> Stated exercise
Copy out the line containing "Parse this screenshot: output" and each line after it, through the last one in the material, exactly as written.

> Data records
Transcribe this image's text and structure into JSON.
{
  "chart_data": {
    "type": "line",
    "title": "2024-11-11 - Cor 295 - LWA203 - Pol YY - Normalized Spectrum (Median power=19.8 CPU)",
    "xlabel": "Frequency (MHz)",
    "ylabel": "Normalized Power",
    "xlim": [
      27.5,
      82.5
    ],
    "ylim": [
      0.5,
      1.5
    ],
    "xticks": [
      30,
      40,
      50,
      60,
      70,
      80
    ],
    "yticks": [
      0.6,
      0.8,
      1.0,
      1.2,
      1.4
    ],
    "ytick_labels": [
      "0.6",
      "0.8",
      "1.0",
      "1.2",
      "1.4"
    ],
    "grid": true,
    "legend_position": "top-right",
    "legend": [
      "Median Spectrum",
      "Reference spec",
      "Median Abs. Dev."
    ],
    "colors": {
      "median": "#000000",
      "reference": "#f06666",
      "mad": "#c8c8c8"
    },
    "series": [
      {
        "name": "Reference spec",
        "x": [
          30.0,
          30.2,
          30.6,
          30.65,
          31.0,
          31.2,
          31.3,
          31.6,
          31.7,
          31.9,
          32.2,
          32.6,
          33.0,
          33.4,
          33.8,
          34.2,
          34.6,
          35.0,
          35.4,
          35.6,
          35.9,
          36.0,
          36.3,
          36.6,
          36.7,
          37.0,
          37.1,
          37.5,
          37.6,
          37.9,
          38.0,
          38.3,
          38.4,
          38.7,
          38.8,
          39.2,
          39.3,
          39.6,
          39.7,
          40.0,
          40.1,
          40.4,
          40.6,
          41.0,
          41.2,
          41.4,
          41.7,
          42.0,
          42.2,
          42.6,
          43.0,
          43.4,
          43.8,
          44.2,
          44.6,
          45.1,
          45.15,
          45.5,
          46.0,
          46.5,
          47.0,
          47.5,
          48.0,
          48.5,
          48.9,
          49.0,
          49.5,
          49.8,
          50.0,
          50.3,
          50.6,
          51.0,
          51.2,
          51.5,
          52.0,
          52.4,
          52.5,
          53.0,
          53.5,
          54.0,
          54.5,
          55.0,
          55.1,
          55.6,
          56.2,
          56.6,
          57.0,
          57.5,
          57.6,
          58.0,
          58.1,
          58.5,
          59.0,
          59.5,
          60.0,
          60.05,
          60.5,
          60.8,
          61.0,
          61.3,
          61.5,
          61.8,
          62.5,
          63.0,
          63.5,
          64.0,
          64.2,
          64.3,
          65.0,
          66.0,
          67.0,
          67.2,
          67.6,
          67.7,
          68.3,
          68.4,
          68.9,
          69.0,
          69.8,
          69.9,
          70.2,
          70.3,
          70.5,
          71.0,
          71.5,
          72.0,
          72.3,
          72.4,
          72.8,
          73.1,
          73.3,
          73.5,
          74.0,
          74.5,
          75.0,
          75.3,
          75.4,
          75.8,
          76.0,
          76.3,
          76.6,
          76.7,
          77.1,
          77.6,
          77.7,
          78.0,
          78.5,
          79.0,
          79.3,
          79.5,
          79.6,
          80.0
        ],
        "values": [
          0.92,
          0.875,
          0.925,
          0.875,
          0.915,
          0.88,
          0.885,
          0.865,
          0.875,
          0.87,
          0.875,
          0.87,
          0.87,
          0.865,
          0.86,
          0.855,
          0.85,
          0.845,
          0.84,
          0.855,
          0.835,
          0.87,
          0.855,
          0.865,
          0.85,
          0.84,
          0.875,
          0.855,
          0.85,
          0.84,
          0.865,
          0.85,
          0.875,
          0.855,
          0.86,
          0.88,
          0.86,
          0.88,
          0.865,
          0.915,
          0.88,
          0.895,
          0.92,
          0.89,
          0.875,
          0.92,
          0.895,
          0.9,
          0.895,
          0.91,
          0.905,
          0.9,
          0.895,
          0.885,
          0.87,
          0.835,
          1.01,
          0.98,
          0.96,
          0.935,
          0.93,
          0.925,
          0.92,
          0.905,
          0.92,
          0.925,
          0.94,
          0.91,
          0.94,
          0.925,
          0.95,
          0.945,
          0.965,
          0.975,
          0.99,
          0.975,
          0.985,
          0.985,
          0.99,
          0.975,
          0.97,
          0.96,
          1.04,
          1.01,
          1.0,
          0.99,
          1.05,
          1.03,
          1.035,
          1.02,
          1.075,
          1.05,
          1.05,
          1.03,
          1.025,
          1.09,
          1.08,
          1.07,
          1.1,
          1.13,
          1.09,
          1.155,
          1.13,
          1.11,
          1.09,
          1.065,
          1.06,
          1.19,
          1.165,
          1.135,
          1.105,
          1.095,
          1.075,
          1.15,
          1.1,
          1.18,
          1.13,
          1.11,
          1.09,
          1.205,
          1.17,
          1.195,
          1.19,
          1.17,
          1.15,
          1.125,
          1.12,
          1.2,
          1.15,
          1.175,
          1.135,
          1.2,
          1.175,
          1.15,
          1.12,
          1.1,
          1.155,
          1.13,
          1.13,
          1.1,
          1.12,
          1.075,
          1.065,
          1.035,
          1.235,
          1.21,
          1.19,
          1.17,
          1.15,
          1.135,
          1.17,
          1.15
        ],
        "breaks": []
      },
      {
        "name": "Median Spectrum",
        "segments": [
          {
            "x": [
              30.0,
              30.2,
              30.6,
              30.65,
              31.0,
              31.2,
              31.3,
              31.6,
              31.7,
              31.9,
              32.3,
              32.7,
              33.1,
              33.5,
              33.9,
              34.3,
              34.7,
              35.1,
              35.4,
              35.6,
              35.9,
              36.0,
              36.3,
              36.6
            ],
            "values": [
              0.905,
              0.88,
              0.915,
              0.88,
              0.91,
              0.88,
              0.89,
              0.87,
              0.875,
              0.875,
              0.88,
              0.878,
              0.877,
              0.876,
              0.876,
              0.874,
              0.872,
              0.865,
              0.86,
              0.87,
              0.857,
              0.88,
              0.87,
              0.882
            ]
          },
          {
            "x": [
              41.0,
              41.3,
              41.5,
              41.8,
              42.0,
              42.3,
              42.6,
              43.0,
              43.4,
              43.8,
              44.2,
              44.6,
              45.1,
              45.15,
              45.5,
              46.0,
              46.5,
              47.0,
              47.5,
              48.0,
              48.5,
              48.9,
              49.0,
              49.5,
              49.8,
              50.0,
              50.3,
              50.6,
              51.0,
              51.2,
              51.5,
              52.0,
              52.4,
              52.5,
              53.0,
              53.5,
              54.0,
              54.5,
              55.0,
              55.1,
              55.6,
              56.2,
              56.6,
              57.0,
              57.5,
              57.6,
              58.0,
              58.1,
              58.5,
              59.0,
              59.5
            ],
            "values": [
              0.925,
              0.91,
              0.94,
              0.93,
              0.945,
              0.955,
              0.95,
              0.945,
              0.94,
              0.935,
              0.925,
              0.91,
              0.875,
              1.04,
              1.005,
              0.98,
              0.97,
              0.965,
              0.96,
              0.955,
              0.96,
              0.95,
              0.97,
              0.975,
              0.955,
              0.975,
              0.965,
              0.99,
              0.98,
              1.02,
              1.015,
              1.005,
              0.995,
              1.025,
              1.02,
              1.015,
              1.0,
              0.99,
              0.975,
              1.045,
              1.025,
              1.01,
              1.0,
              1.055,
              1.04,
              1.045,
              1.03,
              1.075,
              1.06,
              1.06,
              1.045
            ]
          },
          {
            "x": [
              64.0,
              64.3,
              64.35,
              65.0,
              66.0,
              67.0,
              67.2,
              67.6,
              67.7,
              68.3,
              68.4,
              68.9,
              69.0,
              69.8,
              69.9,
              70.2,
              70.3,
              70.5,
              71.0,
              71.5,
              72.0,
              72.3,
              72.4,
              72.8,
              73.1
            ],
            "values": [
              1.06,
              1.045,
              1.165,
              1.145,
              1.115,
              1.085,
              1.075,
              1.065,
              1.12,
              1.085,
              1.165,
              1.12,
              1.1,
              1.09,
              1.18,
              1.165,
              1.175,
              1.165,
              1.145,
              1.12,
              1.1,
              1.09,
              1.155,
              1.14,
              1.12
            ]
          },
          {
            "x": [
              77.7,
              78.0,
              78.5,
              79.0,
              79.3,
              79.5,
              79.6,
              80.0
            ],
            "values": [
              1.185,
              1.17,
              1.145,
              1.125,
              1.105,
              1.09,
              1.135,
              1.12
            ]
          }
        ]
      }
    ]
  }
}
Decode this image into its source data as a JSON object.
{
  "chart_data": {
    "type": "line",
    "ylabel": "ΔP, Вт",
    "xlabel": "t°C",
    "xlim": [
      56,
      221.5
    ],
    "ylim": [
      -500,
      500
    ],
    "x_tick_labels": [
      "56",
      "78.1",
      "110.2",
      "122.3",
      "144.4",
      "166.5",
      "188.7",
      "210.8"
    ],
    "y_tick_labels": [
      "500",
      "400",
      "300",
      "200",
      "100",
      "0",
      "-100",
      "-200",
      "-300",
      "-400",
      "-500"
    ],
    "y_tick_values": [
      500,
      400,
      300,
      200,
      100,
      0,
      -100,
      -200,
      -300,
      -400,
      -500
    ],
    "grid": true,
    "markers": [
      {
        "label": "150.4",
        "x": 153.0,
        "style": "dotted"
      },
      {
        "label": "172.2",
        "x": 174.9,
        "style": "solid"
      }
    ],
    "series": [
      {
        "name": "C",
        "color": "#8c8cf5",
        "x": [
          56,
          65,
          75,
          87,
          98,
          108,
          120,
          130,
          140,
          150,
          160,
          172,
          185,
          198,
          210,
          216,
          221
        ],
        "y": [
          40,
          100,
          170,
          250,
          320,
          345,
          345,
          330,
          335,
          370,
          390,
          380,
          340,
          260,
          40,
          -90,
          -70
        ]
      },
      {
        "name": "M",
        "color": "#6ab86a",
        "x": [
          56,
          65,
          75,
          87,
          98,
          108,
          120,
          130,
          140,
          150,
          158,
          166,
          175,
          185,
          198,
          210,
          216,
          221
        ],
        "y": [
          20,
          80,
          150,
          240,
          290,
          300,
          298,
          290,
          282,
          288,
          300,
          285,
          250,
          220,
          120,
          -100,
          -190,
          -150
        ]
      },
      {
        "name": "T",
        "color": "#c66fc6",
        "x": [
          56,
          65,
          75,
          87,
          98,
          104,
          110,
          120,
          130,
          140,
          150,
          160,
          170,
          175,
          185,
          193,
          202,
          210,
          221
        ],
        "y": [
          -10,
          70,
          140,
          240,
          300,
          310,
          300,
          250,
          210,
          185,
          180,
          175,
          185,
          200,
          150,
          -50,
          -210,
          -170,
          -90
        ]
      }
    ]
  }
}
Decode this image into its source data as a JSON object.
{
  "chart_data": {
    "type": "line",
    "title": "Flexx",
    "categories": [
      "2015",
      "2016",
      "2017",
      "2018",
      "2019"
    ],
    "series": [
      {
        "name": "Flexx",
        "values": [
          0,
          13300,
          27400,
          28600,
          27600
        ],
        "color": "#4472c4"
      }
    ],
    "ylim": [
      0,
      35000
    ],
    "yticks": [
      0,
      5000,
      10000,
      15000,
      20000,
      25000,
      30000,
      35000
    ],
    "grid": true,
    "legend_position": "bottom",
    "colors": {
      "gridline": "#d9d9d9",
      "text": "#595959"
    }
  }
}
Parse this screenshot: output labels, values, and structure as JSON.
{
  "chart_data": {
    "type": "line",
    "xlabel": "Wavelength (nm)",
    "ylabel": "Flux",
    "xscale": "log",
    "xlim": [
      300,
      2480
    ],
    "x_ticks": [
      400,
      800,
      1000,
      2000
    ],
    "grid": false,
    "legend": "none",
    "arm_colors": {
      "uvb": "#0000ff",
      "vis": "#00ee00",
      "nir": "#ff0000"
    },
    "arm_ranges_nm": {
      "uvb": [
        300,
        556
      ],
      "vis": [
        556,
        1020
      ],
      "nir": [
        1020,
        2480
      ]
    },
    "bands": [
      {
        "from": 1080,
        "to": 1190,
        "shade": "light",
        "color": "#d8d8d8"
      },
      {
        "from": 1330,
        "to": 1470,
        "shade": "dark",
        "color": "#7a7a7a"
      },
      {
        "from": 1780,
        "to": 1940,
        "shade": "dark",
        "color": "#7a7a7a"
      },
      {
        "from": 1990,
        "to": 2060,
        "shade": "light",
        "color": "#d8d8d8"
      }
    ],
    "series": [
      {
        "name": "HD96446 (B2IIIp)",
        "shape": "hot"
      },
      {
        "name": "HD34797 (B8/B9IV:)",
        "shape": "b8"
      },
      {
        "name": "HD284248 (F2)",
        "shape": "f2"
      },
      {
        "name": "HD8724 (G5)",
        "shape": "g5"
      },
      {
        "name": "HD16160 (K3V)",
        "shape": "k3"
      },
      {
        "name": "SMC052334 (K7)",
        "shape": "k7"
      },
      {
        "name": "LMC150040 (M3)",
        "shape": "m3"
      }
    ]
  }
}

> Solution to the exercise
Parse this screenshot: output labels, values, and structure as JSON.
{
  "chart_data": {
    "type": "line",
    "xlabel": "Wavelength (nm)",
    "ylabel": "Flux",
    "xscale": "log",
    "xlim": [
      300,
      2480
    ],
    "x_ticks": [
      400,
      800,
      1000,
      2000
    ],
    "grid": false,
    "legend": "none",
    "arm_colors": {
      "uvb": "#0000ff",
      "vis": "#00ee00",
      "nir": "#ff0000"
    },
    "arm_ranges_nm": {
      "uvb": [
        300,
        556
      ],
      "vis": [
        556,
        1020
      ],
      "nir": [
        1020,
        2480
      ]
    },
    "bands": [
      {
        "from": 1080,
        "to": 1190,
        "shade": "light",
        "color": "#d8d8d8"
      },
      {
        "from": 1330,
        "to": 1470,
        "shade": "dark",
        "color": "#7a7a7a"
      },
      {
        "from": 1780,
        "to": 1940,
        "shade": "dark",
        "color": "#7a7a7a"
      },
      {
        "from": 1990,
        "to": 2060,
        "shade": "light",
        "color": "#d8d8d8"
      }
    ],
    "series": [
      {
        "name": "HD96446 (B2IIIp)",
        "shape": "hot"
      },
      {
        "name": "HD34797 (B8/B9IV:)",
        "shape": "b8"
      },
      {
        "name": "HD284248 (F2)",
        "shape": "f2"
      },
      {
        "name": "HD8724 (G5)",
        "shape": "g5"
      },
      {
        "name": "HD16160 (K3V)",
        "shape": "k3"
      },
      {
        "name": "SMC052334 (K7)",
        "shape": "k7"
      },
      {
        "name": "LMC150040 (M3)",
        "shape": "m3"
      }
    ]
  }
}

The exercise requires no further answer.